Copy the records below exactly as they are written.

-.-.-

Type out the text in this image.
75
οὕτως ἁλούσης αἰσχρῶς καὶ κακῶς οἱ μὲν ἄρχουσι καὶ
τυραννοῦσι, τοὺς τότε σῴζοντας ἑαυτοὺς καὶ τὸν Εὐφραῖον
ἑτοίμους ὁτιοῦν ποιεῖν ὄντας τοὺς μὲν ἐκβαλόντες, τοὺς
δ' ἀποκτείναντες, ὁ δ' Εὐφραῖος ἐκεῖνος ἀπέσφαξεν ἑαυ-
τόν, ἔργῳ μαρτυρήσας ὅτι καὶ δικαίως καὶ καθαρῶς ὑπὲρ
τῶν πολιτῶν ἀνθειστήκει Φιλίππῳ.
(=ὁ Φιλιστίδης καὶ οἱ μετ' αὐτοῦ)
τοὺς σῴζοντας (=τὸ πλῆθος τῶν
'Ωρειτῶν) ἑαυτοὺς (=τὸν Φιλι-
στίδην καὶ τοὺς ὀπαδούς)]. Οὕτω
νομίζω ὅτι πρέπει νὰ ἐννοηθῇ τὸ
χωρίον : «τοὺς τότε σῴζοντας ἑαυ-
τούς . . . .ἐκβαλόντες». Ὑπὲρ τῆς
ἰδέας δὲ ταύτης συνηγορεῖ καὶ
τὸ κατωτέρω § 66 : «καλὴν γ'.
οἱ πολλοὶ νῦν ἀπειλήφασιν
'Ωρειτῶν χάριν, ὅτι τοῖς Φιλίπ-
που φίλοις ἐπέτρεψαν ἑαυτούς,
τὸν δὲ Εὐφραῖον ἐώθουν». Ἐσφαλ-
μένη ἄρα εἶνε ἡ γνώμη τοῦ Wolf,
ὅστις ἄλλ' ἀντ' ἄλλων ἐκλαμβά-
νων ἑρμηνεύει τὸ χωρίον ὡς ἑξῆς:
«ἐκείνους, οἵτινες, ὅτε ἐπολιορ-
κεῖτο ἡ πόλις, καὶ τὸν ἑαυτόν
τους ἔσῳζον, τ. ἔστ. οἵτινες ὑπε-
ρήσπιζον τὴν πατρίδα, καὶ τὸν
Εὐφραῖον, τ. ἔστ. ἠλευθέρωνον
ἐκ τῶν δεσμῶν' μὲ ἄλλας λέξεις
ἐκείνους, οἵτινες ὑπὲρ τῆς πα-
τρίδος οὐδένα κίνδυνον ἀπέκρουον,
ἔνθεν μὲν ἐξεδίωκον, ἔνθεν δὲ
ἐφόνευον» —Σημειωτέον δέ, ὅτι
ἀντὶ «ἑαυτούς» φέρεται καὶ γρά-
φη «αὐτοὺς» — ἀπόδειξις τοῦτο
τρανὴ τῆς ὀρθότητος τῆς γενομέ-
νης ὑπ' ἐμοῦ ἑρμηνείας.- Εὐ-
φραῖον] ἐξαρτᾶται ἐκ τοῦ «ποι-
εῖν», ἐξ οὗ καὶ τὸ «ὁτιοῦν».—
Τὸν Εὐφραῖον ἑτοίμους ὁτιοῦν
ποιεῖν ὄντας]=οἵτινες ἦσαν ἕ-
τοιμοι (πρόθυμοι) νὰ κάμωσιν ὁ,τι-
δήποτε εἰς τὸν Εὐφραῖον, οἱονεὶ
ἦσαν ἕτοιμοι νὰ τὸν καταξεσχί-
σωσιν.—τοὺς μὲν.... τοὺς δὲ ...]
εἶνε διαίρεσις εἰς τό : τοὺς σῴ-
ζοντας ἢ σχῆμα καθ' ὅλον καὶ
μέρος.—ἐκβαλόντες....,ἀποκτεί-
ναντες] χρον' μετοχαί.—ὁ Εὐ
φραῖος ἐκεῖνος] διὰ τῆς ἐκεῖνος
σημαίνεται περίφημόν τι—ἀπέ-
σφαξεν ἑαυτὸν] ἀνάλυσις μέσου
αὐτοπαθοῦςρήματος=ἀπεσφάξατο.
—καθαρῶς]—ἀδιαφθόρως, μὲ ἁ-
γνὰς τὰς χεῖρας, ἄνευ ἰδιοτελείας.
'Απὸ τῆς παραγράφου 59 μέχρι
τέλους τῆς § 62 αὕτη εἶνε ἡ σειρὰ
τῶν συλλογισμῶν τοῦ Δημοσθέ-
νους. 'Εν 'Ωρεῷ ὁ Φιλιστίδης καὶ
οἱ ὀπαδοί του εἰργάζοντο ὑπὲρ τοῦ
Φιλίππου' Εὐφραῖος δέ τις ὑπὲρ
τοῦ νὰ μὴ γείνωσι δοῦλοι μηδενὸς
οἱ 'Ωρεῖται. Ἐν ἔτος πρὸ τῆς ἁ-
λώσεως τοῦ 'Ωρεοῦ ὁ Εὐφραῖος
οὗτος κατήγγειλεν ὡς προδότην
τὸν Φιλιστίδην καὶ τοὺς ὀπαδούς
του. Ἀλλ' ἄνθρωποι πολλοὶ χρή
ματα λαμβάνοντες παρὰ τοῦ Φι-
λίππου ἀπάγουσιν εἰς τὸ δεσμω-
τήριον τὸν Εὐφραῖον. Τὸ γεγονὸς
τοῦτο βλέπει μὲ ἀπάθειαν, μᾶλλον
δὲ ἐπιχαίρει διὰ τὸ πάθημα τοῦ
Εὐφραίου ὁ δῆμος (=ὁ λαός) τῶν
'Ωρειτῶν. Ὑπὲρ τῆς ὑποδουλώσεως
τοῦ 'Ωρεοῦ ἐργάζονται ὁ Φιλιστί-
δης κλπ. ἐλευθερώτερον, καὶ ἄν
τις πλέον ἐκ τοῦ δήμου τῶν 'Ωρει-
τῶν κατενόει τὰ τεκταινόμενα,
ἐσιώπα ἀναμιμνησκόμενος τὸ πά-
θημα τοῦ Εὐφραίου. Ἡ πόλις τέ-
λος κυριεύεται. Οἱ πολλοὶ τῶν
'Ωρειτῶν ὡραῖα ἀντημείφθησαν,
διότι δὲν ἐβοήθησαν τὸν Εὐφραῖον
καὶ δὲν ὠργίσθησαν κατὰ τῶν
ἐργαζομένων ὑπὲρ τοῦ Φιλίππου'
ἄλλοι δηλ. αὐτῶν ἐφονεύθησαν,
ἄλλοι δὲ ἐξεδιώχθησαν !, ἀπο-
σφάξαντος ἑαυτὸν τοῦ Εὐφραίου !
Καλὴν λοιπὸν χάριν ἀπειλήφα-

-.-.-

SOLUTION TO THE EXERCISE –
Type out the text in this image.
75
οὕτως ἁλούσης αἰσχρῶς καὶ κακῶς οἱ μὲν ἄρχουσι καὶ
τυραννοῦσι, τοὺς τότε σῴζοντας ἑαυτοὺς καὶ τὸν Εὐφραῖον
ἑτοίμους ὁτιοῦν ποιεῖν ὄντας τοὺς μὲν ἐκβαλόντες, τοὺς
δ' ἀποκτείναντες, ὁ δ' Εὐφραῖος ἐκεῖνος ἀπέσφαξεν ἑαυ-
τόν, ἔργῳ μαρτυρήσας ὅτι καὶ δικαίως καὶ καθαρῶς ὑπὲρ
τῶν πολιτῶν ἀνθειστήκει Φιλίππῳ.
(=ὁ Φιλιστίδης καὶ οἱ μετ' αὐτοῦ)
τοὺς σῴζοντας (=τὸ πλῆθος τῶν
'Ωρειτῶν) ἑαυτοὺς (=τὸν Φιλι-
στίδην καὶ τοὺς ὀπαδούς)]. Οὕτω
νομίζω ὅτι πρέπει νὰ ἐννοηθῇ τὸ
χωρίον : «τοὺς τότε σῴζοντας ἑαυ-
τούς . . . .ἐκβαλόντες». Ὑπὲρ τῆς
ἰδέας δὲ ταύτης συνηγορεῖ καὶ
τὸ κατωτέρω § 66 : «καλὴν γ'.
οἱ πολλοὶ νῦν ἀπειλήφασιν
'Ωρειτῶν χάριν, ὅτι τοῖς Φιλίπ-
που φίλοις ἐπέτρεψαν ἑαυτούς,
τὸν δὲ Εὐφραῖον ἐώθουν». Ἐσφαλ-
μένη ἄρα εἶνε ἡ γνώμη τοῦ Wolf,
ὅστις ἄλλ' ἀντ' ἄλλων ἐκλαμβά-
νων ἑρμηνεύει τὸ χωρίον ὡς ἑξῆς:
«ἐκείνους, οἵτινες, ὅτε ἐπολιορ-
κεῖτο ἡ πόλις, καὶ τὸν ἑαυτόν
τους ἔσῳζον, τ. ἔστ. οἵτινες ὑπε-
ρήσπιζον τὴν πατρίδα, καὶ τὸν
Εὐφραῖον, τ. ἔστ. ἠλευθέρωνον
ἐκ τῶν δεσμῶν' μὲ ἄλλας λέξεις
ἐκείνους, οἵτινες ὑπὲρ τῆς πα-
τρίδος οὐδένα κίνδυνον ἀπέκρουον,
ἔνθεν μὲν ἐξεδίωκον, ἔνθεν δὲ
ἐφόνευον» —Σημειωτέον δέ, ὅτι
ἀντὶ «ἑαυτούς» φέρεται καὶ γρά-
φη «αὐτοὺς» — ἀπόδειξις τοῦτο
τρανὴ τῆς ὀρθότητος τῆς γενομέ-
νης ὑπ' ἐμοῦ ἑρμηνείας.- Εὐ-
φραῖον] ἐξαρτᾶται ἐκ τοῦ «ποι-
εῖν», ἐξ οὗ καὶ τὸ «ὁτιοῦν».—
Τὸν Εὐφραῖον ἑτοίμους ὁτιοῦν
ποιεῖν ὄντας]=οἵτινες ἦσαν ἕ-
τοιμοι (πρόθυμοι) νὰ κάμωσιν ὁ,τι-
δήποτε εἰς τὸν Εὐφραῖον, οἱονεὶ
ἦσαν ἕτοιμοι νὰ τὸν καταξεσχί-
σωσιν.—τοὺς μὲν.... τοὺς δὲ ...]
εἶνε διαίρεσις εἰς τό : τοὺς σῴ-
ζοντας ἢ σχῆμα καθ' ὅλον καὶ
μέρος.—ἐκβαλόντες....,ἀποκτεί-
ναντες] χρον' μετοχαί.—ὁ Εὐ
φραῖος ἐκεῖνος] διὰ τῆς ἐκεῖνος
σημαίνεται περίφημόν τι—ἀπέ-
σφαξεν ἑαυτὸν] ἀνάλυσις μέσου
αὐτοπαθοῦςρήματος=ἀπεσφάξατο.
—καθαρῶς]—ἀδιαφθόρως, μὲ ἁ-
γνὰς τὰς χεῖρας, ἄνευ ἰδιοτελείας.
'Απὸ τῆς παραγράφου 59 μέχρι
τέλους τῆς § 62 αὕτη εἶνε ἡ σειρὰ
τῶν συλλογισμῶν τοῦ Δημοσθέ-
νους. 'Εν 'Ωρεῷ ὁ Φιλιστίδης καὶ
οἱ ὀπαδοί του εἰργάζοντο ὑπὲρ τοῦ
Φιλίππου' Εὐφραῖος δέ τις ὑπὲρ
τοῦ νὰ μὴ γείνωσι δοῦλοι μηδενὸς
οἱ 'Ωρεῖται. Ἐν ἔτος πρὸ τῆς ἁ-
λώσεως τοῦ 'Ωρεοῦ ὁ Εὐφραῖος
οὗτος κατήγγειλεν ὡς προδότην
τὸν Φιλιστίδην καὶ τοὺς ὀπαδούς
του. Ἀλλ' ἄνθρωποι πολλοὶ χρή
ματα λαμβάνοντες παρὰ τοῦ Φι-
λίππου ἀπάγουσιν εἰς τὸ δεσμω-
τήριον τὸν Εὐφραῖον. Τὸ γεγονὸς
τοῦτο βλέπει μὲ ἀπάθειαν, μᾶλλον
δὲ ἐπιχαίρει διὰ τὸ πάθημα τοῦ
Εὐφραίου ὁ δῆμος (=ὁ λαός) τῶν
'Ωρειτῶν. Ὑπὲρ τῆς ὑποδουλώσεως
τοῦ 'Ωρεοῦ ἐργάζονται ὁ Φιλιστί-
δης κλπ. ἐλευθερώτερον, καὶ ἄν
τις πλέον ἐκ τοῦ δήμου τῶν 'Ωρει-
τῶν κατενόει τὰ τεκταινόμενα,
ἐσιώπα ἀναμιμνησκόμενος τὸ πά-
θημα τοῦ Εὐφραίου. Ἡ πόλις τέ-
λος κυριεύεται. Οἱ πολλοὶ τῶν
'Ωρειτῶν ὡραῖα ἀντημείφθησαν,
διότι δὲν ἐβοήθησαν τὸν Εὐφραῖον
καὶ δὲν ὠργίσθησαν κατὰ τῶν
ἐργαζομένων ὑπὲρ τοῦ Φιλίππου'
ἄλλοι δηλ. αὐτῶν ἐφονεύθησαν,
ἄλλοι δὲ ἐξεδιώχθησαν !, ἀπο-
σφάξαντος ἑαυτὸν τοῦ Εὐφραίου !
Καλὴν λοιπὸν χάριν ἀπειλήφα-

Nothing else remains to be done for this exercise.